══ Data supplied ══

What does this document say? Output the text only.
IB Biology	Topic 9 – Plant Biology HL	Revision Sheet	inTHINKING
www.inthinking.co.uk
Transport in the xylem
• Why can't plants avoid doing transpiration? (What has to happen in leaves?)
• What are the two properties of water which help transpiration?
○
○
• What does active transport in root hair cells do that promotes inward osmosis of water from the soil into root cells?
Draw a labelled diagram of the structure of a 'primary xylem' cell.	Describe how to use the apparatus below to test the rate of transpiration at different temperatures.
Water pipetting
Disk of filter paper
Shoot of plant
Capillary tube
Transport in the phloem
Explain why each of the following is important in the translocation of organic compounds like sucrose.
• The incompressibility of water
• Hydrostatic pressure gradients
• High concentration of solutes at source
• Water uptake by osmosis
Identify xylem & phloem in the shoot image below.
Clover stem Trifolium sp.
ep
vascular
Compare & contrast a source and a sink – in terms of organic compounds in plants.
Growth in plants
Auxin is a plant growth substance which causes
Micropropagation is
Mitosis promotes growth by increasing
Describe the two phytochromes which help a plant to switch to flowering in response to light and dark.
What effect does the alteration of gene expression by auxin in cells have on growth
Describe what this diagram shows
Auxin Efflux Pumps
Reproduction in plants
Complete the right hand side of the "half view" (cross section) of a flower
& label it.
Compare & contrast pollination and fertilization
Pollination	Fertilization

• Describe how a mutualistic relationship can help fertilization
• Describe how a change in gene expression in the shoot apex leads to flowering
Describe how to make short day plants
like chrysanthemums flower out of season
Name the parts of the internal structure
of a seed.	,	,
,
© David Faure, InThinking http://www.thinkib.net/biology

═══

[What you should do]:
Repeat the data verbatim.

[Solution]:
What does this document say? Output the text only.
IB Biology	Topic 9 – Plant Biology HL	Revision Sheet	inTHINKING
www.inthinking.co.uk
Transport in the xylem
• Why can't plants avoid doing transpiration? (What has to happen in leaves?)
• What are the two properties of water which help transpiration?
○
○
• What does active transport in root hair cells do that promotes inward osmosis of water from the soil into root cells?
Draw a labelled diagram of the structure of a 'primary xylem' cell.	Describe how to use the apparatus below to test the rate of transpiration at different temperatures.
Water pipetting
Disk of filter paper
Shoot of plant
Capillary tube
Transport in the phloem
Explain why each of the following is important in the translocation of organic compounds like sucrose.
• The incompressibility of water
• Hydrostatic pressure gradients
• High concentration of solutes at source
• Water uptake by osmosis
Identify xylem & phloem in the shoot image below.
Clover stem Trifolium sp.
ep
vascular
Compare & contrast a source and a sink – in terms of organic compounds in plants.
Growth in plants
Auxin is a plant growth substance which causes
Micropropagation is
Mitosis promotes growth by increasing
Describe the two phytochromes which help a plant to switch to flowering in response to light and dark.
What effect does the alteration of gene expression by auxin in cells have on growth
Describe what this diagram shows
Auxin Efflux Pumps
Reproduction in plants
Complete the right hand side of the "half view" (cross section) of a flower
& label it.
Compare & contrast pollination and fertilization
Pollination	Fertilization

• Describe how a mutualistic relationship can help fertilization
• Describe how a change in gene expression in the shoot apex leads to flowering
Describe how to make short day plants
like chrysanthemums flower out of season
Name the parts of the internal structure
of a seed.	,	,
,
© David Faure, InThinking http://www.thinkib.net/biology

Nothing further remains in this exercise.